• Instructions to follow: In this exercise, reproduce all the entries that follow exactly.

+++++

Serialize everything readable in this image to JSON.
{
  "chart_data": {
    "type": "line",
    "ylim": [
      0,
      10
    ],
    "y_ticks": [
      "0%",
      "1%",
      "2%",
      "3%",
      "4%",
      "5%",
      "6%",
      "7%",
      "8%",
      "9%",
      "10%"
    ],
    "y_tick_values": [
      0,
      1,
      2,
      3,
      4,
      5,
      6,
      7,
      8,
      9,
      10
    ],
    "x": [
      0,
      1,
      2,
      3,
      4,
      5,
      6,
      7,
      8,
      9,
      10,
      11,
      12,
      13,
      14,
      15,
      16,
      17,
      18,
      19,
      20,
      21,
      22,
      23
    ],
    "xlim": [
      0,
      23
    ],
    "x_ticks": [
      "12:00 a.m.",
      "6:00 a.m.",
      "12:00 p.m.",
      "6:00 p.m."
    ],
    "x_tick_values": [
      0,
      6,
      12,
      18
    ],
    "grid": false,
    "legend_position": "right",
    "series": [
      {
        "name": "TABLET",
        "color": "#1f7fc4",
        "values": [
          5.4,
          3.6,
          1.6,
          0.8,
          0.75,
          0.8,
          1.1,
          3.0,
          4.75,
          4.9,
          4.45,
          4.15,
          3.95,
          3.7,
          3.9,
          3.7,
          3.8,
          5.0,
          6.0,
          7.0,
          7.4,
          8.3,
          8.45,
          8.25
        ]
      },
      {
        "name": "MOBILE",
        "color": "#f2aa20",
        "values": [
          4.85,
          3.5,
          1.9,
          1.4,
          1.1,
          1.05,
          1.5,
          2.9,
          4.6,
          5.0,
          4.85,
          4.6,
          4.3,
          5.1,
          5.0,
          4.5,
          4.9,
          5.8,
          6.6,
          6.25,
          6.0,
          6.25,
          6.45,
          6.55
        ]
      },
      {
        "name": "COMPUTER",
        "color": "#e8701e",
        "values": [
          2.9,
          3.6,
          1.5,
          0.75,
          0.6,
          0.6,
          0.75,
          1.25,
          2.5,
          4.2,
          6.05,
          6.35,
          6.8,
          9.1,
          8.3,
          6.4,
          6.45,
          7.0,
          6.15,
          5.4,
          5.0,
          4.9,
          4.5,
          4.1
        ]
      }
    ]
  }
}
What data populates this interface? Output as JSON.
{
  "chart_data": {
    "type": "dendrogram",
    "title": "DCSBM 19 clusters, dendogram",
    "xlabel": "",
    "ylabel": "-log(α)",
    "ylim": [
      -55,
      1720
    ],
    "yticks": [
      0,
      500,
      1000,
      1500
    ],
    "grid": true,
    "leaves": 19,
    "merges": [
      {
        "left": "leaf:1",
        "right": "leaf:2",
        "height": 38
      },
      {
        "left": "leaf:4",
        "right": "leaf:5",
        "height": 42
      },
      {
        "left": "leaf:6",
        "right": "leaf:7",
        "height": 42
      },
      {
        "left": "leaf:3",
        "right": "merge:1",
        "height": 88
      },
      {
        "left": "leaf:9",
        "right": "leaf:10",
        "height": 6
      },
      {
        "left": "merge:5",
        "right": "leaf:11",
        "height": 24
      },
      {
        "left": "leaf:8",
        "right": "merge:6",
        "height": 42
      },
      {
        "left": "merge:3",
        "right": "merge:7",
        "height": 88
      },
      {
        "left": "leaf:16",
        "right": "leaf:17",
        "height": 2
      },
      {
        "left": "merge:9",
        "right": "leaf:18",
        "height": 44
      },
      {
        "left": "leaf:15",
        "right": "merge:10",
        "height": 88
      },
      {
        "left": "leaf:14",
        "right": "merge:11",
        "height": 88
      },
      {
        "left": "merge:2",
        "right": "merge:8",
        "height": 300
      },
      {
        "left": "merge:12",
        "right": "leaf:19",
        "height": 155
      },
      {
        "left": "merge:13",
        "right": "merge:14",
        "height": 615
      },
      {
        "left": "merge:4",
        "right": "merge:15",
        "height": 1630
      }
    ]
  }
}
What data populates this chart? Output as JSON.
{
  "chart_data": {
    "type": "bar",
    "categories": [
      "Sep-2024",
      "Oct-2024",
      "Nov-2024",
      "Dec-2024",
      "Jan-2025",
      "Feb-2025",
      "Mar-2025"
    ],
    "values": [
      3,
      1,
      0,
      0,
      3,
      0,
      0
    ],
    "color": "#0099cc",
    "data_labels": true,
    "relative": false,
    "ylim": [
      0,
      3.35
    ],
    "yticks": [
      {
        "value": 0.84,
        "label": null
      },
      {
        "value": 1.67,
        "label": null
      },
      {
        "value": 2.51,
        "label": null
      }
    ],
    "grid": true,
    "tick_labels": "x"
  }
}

+++++

• Task response:
Serialize everything readable in this image to JSON.
{
  "chart_data": {
    "type": "line",
    "ylim": [
      0,
      10
    ],
    "y_ticks": [
      "0%",
      "1%",
      "2%",
      "3%",
      "4%",
      "5%",
      "6%",
      "7%",
      "8%",
      "9%",
      "10%"
    ],
    "y_tick_values": [
      0,
      1,
      2,
      3,
      4,
      5,
      6,
      7,
      8,
      9,
      10
    ],
    "x": [
      0,
      1,
      2,
      3,
      4,
      5,
      6,
      7,
      8,
      9,
      10,
      11,
      12,
      13,
      14,
      15,
      16,
      17,
      18,
      19,
      20,
      21,
      22,
      23
    ],
    "xlim": [
      0,
      23
    ],
    "x_ticks": [
      "12:00 a.m.",
      "6:00 a.m.",
      "12:00 p.m.",
      "6:00 p.m."
    ],
    "x_tick_values": [
      0,
      6,
      12,
      18
    ],
    "grid": false,
    "legend_position": "right",
    "series": [
      {
        "name": "TABLET",
        "color": "#1f7fc4",
        "values": [
          5.4,
          3.6,
          1.6,
          0.8,
          0.75,
          0.8,
          1.1,
          3.0,
          4.75,
          4.9,
          4.45,
          4.15,
          3.95,
          3.7,
          3.9,
          3.7,
          3.8,
          5.0,
          6.0,
          7.0,
          7.4,
          8.3,
          8.45,
          8.25
        ]
      },
      {
        "name": "MOBILE",
        "color": "#f2aa20",
        "values": [
          4.85,
          3.5,
          1.9,
          1.4,
          1.1,
          1.05,
          1.5,
          2.9,
          4.6,
          5.0,
          4.85,
          4.6,
          4.3,
          5.1,
          5.0,
          4.5,
          4.9,
          5.8,
          6.6,
          6.25,
          6.0,
          6.25,
          6.45,
          6.55
        ]
      },
      {
        "name": "COMPUTER",
        "color": "#e8701e",
        "values": [
          2.9,
          3.6,
          1.5,
          0.75,
          0.6,
          0.6,
          0.75,
          1.25,
          2.5,
          4.2,
          6.05,
          6.35,
          6.8,
          9.1,
          8.3,
          6.4,
          6.45,
          7.0,
          6.15,
          5.4,
          5.0,
          4.9,
          4.5,
          4.1
        ]
      }
    ]
  }
}
What data populates this interface? Output as JSON.
{
  "chart_data": {
    "type": "dendrogram",
    "title": "DCSBM 19 clusters, dendogram",
    "xlabel": "",
    "ylabel": "-log(α)",
    "ylim": [
      -55,
      1720
    ],
    "yticks": [
      0,
      500,
      1000,
      1500
    ],
    "grid": true,
    "leaves": 19,
    "merges": [
      {
        "left": "leaf:1",
        "right": "leaf:2",
        "height": 38
      },
      {
        "left": "leaf:4",
        "right": "leaf:5",
        "height": 42
      },
      {
        "left": "leaf:6",
        "right": "leaf:7",
        "height": 42
      },
      {
        "left": "leaf:3",
        "right": "merge:1",
        "height": 88
      },
      {
        "left": "leaf:9",
        "right": "leaf:10",
        "height": 6
      },
      {
        "left": "merge:5",
        "right": "leaf:11",
        "height": 24
      },
      {
        "left": "leaf:8",
        "right": "merge:6",
        "height": 42
      },
      {
        "left": "merge:3",
        "right": "merge:7",
        "height": 88
      },
      {
        "left": "leaf:16",
        "right": "leaf:17",
        "height": 2
      },
      {
        "left": "merge:9",
        "right": "leaf:18",
        "height": 44
      },
      {
        "left": "leaf:15",
        "right": "merge:10",
        "height": 88
      },
      {
        "left": "leaf:14",
        "right": "merge:11",
        "height": 88
      },
      {
        "left": "merge:2",
        "right": "merge:8",
        "height": 300
      },
      {
        "left": "merge:12",
        "right": "leaf:19",
        "height": 155
      },
      {
        "left": "merge:13",
        "right": "merge:14",
        "height": 615
      },
      {
        "left": "merge:4",
        "right": "merge:15",
        "height": 1630
      }
    ]
  }
}
What data populates this chart? Output as JSON.
{
  "chart_data": {
    "type": "bar",
    "categories": [
      "Sep-2024",
      "Oct-2024",
      "Nov-2024",
      "Dec-2024",
      "Jan-2025",
      "Feb-2025",
      "Mar-2025"
    ],
    "values": [
      3,
      1,
      0,
      0,
      3,
      0,
      0
    ],
    "color": "#0099cc",
    "data_labels": true,
    "relative": false,
    "ylim": [
      0,
      3.35
    ],
    "yticks": [
      {
        "value": 0.84,
        "label": null
      },
      {
        "value": 1.67,
        "label": null
      },
      {
        "value": 2.51,
        "label": null
      }
    ],
    "grid": true,
    "tick_labels": "x"
  }
}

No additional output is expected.